EXERCISE BRIEF: The required output is a single number: how many lines of the material contain the string "page".

DATA SECTION:

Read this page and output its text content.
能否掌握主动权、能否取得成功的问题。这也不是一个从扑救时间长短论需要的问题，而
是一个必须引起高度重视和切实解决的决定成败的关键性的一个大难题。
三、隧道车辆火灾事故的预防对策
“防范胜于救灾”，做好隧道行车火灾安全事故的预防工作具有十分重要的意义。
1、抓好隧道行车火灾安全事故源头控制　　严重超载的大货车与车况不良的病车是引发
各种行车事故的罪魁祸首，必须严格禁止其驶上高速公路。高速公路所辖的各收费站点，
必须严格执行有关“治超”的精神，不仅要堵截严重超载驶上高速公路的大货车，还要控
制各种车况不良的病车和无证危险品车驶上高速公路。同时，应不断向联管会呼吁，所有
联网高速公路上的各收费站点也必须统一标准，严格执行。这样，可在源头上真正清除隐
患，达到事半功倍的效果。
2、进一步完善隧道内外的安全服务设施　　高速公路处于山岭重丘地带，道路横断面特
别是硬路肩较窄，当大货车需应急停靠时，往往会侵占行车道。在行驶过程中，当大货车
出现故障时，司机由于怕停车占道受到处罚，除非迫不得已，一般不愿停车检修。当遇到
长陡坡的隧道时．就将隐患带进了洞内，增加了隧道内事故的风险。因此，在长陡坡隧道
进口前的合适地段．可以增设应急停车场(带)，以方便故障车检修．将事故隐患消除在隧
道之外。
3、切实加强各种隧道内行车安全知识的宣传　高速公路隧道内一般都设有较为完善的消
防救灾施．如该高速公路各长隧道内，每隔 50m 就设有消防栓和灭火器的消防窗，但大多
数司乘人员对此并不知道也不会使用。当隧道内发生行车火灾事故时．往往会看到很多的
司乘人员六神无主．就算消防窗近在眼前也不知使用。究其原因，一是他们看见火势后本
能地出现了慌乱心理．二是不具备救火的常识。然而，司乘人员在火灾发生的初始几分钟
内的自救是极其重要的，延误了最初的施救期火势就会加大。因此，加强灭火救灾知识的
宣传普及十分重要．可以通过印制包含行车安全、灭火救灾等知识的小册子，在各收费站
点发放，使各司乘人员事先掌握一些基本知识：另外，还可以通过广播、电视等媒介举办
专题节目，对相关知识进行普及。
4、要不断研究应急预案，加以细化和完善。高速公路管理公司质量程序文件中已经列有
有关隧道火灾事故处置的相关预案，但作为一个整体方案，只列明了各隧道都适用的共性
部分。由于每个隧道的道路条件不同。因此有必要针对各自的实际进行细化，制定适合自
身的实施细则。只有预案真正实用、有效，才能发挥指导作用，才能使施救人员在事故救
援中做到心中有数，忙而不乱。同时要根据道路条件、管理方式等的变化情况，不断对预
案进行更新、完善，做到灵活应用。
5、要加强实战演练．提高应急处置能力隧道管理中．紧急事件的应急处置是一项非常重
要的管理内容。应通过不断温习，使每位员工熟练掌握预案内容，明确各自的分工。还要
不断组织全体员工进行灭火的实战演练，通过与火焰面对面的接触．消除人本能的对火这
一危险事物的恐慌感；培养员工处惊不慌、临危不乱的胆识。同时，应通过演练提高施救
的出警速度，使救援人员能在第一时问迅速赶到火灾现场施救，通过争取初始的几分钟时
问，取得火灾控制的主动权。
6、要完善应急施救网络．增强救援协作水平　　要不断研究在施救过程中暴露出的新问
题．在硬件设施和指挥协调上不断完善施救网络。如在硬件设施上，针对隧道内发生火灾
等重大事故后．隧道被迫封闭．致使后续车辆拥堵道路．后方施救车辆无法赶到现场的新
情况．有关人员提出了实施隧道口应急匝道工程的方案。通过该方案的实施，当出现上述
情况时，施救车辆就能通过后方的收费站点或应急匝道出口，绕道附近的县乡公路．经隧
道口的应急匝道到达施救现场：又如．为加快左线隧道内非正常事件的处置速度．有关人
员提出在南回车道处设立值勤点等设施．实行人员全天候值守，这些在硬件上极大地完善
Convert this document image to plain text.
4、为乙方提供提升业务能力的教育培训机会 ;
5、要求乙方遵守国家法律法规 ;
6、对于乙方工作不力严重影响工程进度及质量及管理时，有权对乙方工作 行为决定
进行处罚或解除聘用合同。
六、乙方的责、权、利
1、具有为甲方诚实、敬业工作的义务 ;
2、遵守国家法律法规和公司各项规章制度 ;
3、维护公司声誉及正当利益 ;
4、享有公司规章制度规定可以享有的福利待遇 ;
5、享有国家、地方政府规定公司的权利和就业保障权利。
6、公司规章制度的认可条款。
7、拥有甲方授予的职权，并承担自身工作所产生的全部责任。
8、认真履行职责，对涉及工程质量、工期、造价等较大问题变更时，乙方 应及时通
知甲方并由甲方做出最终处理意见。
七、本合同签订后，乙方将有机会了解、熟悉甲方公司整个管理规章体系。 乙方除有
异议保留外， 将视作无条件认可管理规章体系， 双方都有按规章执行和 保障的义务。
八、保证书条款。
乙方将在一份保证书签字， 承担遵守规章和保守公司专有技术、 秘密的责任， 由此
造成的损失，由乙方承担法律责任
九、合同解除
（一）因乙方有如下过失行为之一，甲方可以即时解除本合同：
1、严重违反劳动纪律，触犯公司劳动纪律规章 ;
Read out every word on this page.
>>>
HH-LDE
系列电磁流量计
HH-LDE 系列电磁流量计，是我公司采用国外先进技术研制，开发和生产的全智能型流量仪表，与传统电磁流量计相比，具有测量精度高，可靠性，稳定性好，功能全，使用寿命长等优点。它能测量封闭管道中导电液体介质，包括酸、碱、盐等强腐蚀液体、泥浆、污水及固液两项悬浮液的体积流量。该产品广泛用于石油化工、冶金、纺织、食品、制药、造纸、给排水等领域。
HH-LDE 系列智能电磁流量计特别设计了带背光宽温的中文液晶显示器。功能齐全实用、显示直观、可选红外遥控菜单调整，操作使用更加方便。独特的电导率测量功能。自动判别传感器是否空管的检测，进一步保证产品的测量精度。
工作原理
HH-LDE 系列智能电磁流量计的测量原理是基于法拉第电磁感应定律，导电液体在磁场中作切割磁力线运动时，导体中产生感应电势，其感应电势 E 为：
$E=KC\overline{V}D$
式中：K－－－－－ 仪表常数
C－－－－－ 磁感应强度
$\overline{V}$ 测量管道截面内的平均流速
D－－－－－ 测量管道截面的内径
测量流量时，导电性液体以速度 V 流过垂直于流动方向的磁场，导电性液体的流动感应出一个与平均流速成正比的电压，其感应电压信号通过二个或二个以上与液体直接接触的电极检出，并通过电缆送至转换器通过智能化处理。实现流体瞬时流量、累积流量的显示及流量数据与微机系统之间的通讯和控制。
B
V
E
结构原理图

EXERCISE SOLUTION: 2